Start

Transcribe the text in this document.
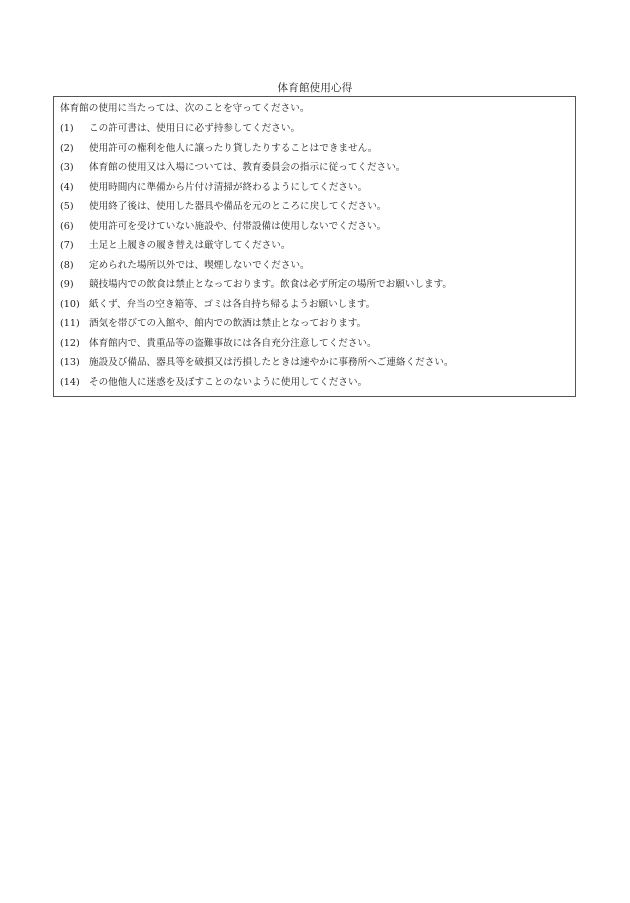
体育館使用心得
体育館の使用に当たっては、次のことを守ってください。
(1)	この許可書は、使用日に必ず持参してください。
(2)	使用許可の権利を他人に譲ったり貸したりすることはできません。
(3)	体育館の使用又は入場については、教育委員会の指示に従ってください。
(4)	使用時間内に準備から片付け清掃が終わるようにしてください。
(5)	使用終了後は、使用した器具や備品を元のところに戻してください。
(6)	使用許可を受けていない施設や、付帯設備は使用しないでください。
(7)	土足と上履きの履き替えは厳守してください。
(8)	定められた場所以外では、喫煙しないでください。
(9)	競技場内での飲食は禁止となっております。飲食は必ず所定の場所でお願いします。
(10) 紙くず、弁当の空き箱等、ゴミは各自持ち帰るようお願いします。
(11) 酒気を帯びての入館や、館内での飲酒は禁止となっております。
(12) 体育館内で、貴重品等の盗難事故には各自充分注意してください。
(13) 施設及び備品、器具等を破損又は汚損したときは速やかに事務所へご連絡ください。
(14) その他他人に迷惑を及ぼすことのないように使用してください。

End

__Aim of the exercise__
Using the material above, return every line exactly as it appears, minus the pictures.

__Exercise response__
Transcribe the text in this document.
体育館使用心得
体育館の使用に当たっては、次のことを守ってください。
(1)	この許可書は、使用日に必ず持参してください。
(2)	使用許可の権利を他人に譲ったり貸したりすることはできません。
(3)	体育館の使用又は入場については、教育委員会の指示に従ってください。
(4)	使用時間内に準備から片付け清掃が終わるようにしてください。
(5)	使用終了後は、使用した器具や備品を元のところに戻してください。
(6)	使用許可を受けていない施設や、付帯設備は使用しないでください。
(7)	土足と上履きの履き替えは厳守してください。
(8)	定められた場所以外では、喫煙しないでください。
(9)	競技場内での飲食は禁止となっております。飲食は必ず所定の場所でお願いします。
(10) 紙くず、弁当の空き箱等、ゴミは各自持ち帰るようお願いします。
(11) 酒気を帯びての入館や、館内での飲酒は禁止となっております。
(12) 体育館内で、貴重品等の盗難事故には各自充分注意してください。
(13) 施設及び備品、器具等を破損又は汚損したときは速やかに事務所へご連絡ください。
(14) その他他人に迷惑を及ぼすことのないように使用してください。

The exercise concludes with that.